TEXT EXTRACT –
-- begin --
Anneliese was at primary school when her father "got into a bad crowd" and her mother left him, taking the children with her.
For the next eight years, Anneliese says, her mother was always in a bad mood. So Anneliese got into the habit of doing the chores to keep the peace. "I got to learn that if you just had the house nice and clean, and dinner on, it would be less likely that mum would be upset with us."
In contrast, Vicky's parents stayed together, but fought often. So rather than going out with friends or joining groups after school, she would rush home knowing that when she was there, they didn't fight so much.
The stories are sad but hardly uncommon; nothing startling in these days of high family pressures. But they illustrate a new understanding of divorce revealed in Children in Changing Families: Life After Parental Separation, the work of Dr Jan Pryor, senior lecturer in psychology at Victoria University, and Dr Bryan Rogers, a senior fellow in the Centre for Mental Health Research at the Australian National University.
What the stories tell us is that despite the parents' choices, the impact on the girls was the same – both lost pieces of their childhood and ended up as teenagers parenting their parents.
"What turns out to be the case is that the separation of the parents carries almost no weight in terms of predicting how kids are going to do," says Pryor. "What does carry the weight are other things you can sometimes do something about. The big one is parental conflict, and the second is how parents parent their children."
The conclusion is both a reassuring message and a warning to couples contemplating separation – and it's sure to be a red rag to lobbyists on both sides of the divorce debate.
As divorce rates have risen in the West over the past few generations, parents have wrestled with guilt and grief over what damage a family breakup might do to their children. In the middle of the 20th century there was pressure for parents to stay together "for the children". Then came the idea that divorce could be liberating, not necessarily damaging.
-- end --
COMPLETE THE FOLLOWING –
1. According to the divorce article, which two factors does Pryor say carry the weight in predicting how children will do?
2. Carry on writing the divorce article from its final sentence.
The items that follow have no connection to the divorce article.

MATERIAL PROVIDED –
-- begin --
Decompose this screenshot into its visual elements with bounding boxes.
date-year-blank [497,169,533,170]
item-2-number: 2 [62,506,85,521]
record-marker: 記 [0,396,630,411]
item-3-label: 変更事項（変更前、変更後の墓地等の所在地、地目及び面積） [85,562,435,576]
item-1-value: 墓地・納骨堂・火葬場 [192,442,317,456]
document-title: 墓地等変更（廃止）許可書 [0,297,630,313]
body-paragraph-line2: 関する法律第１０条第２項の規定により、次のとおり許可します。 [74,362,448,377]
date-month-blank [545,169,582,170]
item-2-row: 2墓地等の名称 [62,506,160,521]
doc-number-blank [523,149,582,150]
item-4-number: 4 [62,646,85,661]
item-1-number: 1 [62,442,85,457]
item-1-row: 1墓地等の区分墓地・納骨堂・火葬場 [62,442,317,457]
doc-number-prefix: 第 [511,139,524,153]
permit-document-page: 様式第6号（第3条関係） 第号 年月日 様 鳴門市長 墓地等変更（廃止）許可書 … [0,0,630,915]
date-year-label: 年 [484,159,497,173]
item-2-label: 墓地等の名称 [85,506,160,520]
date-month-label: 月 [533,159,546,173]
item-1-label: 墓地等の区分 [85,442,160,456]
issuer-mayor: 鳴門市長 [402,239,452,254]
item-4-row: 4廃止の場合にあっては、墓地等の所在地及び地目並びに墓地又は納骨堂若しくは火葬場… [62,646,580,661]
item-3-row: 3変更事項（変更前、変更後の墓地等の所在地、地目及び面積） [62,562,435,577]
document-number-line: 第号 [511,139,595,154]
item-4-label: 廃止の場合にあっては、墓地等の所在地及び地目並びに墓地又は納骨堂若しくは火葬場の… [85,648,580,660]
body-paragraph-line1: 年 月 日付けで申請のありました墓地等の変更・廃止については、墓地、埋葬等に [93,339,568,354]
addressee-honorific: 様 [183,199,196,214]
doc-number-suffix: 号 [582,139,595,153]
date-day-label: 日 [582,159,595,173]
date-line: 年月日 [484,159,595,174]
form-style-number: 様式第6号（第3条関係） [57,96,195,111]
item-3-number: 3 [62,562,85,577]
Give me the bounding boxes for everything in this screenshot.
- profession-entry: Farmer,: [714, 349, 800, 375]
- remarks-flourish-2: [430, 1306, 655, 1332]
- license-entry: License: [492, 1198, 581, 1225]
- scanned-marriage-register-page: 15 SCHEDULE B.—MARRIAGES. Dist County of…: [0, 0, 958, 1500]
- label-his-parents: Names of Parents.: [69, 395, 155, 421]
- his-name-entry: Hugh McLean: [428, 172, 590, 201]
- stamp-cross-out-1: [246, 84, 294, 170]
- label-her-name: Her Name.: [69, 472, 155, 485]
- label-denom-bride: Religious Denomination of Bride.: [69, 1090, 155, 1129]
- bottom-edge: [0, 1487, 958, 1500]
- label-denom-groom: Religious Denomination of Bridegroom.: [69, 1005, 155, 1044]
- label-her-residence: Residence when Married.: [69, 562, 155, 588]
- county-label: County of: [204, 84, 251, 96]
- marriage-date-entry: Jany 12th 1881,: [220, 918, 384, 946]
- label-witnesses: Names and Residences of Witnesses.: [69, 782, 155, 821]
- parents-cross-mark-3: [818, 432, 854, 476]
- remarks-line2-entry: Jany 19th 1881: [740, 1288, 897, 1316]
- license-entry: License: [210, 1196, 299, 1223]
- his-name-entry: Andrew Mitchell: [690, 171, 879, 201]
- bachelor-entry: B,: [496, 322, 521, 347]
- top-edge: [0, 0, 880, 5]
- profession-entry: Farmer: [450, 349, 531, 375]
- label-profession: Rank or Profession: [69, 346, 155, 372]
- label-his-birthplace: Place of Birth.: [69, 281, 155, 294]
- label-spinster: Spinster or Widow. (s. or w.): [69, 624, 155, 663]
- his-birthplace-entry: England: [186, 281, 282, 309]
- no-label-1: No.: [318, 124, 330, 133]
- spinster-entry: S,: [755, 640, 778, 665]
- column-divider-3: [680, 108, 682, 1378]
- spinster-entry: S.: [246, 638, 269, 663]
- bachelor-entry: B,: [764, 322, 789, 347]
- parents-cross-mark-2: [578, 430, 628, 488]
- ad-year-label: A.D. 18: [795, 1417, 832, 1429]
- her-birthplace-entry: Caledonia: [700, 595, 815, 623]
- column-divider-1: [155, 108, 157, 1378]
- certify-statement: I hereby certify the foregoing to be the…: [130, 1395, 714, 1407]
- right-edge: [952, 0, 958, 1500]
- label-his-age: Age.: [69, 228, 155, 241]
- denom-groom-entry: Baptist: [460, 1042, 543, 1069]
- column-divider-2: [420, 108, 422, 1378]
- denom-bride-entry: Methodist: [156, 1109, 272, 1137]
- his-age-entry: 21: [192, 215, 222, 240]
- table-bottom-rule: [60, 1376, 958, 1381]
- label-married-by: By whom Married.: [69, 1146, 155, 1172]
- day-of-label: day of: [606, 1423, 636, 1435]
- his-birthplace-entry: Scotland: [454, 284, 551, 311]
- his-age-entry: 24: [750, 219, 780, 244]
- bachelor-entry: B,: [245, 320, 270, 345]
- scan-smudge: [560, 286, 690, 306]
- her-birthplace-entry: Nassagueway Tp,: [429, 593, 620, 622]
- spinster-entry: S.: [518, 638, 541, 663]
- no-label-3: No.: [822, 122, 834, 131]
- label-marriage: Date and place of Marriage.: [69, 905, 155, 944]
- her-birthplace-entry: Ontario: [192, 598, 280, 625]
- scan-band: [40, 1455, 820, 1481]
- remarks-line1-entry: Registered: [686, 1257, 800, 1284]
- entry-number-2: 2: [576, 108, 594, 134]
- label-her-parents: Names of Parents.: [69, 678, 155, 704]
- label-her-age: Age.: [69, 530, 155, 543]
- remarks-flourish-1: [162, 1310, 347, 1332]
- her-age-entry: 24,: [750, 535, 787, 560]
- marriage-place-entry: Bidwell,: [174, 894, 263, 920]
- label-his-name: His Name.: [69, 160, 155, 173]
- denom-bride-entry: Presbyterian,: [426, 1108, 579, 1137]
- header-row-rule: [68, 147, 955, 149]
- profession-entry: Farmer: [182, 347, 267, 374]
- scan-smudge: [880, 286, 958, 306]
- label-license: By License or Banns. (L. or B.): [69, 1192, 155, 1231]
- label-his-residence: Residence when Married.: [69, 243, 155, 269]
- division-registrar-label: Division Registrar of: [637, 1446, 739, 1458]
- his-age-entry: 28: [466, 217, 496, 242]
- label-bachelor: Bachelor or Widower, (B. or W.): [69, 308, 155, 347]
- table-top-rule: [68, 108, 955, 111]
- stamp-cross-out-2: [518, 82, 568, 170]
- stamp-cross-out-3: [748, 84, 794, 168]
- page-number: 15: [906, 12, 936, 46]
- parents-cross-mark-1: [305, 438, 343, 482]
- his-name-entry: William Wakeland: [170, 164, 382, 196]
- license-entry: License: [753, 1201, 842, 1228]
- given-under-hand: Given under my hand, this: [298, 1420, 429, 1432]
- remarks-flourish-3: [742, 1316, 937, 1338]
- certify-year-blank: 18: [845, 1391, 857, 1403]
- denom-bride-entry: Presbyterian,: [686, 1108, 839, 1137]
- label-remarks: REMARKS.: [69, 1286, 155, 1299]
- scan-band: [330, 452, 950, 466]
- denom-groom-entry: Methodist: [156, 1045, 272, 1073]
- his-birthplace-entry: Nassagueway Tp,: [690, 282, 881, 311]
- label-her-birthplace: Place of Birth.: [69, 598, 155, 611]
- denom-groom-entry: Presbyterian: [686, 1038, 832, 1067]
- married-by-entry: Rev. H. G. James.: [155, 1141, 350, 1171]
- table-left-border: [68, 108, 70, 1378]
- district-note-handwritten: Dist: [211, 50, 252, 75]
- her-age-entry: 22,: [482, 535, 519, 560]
-- end --
RESULTS IN ORDER –
1. Parental conflict and how parents parent their children.

2.
By the 1970s there was the feeling that unhappy parents meant unhappy kids. In recent years, studies showing that children from two-parent homes consistently did better in terms of education, income and social skills have reasserted the pressure to stay together.
The debate – utterly personal and always political – has ebbed and flowed between liberal and conservative shores, with the odd tidal wave thrown up by new research findings.
Pryor and Rogers' work is the most comprehensive review of separation
research in at least 10 years, if not ever, and it began when the issue got
too hot to handle in Britain.
They were asked to complete a review of British studies into separation, published in 1998, when the divorce debate there became so intense that researchers felt compelled to go offshore for an objective viewpoint. With that completed, the pair decided to extend their review worldwide. They gathered together every credible study they could lay their hands on, back as far as the 1950s, but with an emphasis on the more sophisticated, modern research.
What the research has consistently shown is that "children from separated families typically have from one-and-a-half times to double the risk of an adverse outcome compared to children from intact families". What's more, "the disadvantages associated with parental separation are not only seen in childhood but are notably persistent." As a result the book says, "Children have the best chance of thriving within happy, two-parent families".
So, considering that, how does Pryor come to the conclusion that separation itself does not damage children? Put as simply as possible, while children are at greater risk of problems if parents separate, she says, it's not the separation itself that causes the problems.
"Whether or not the risks for children associated with divorce are actually realised is determined not by the separation itself, but by the complex interplay of other factors [most notably bad parenting and conflict] that are present before, during and after the separation."
"Take an outcome like self-esteem," Pryor continues. "You can take a group of kids from both intact and divorced families and say the self-esteem on average is higher for the kids whose parents stay together. But then if you take those two groups and look at other things such as how much did they fight, how often did they visit their kids' school, how many changes of neighbourhood did they have, and you find that those are the things that make the difference. They are associated with separation, but we can minimise them."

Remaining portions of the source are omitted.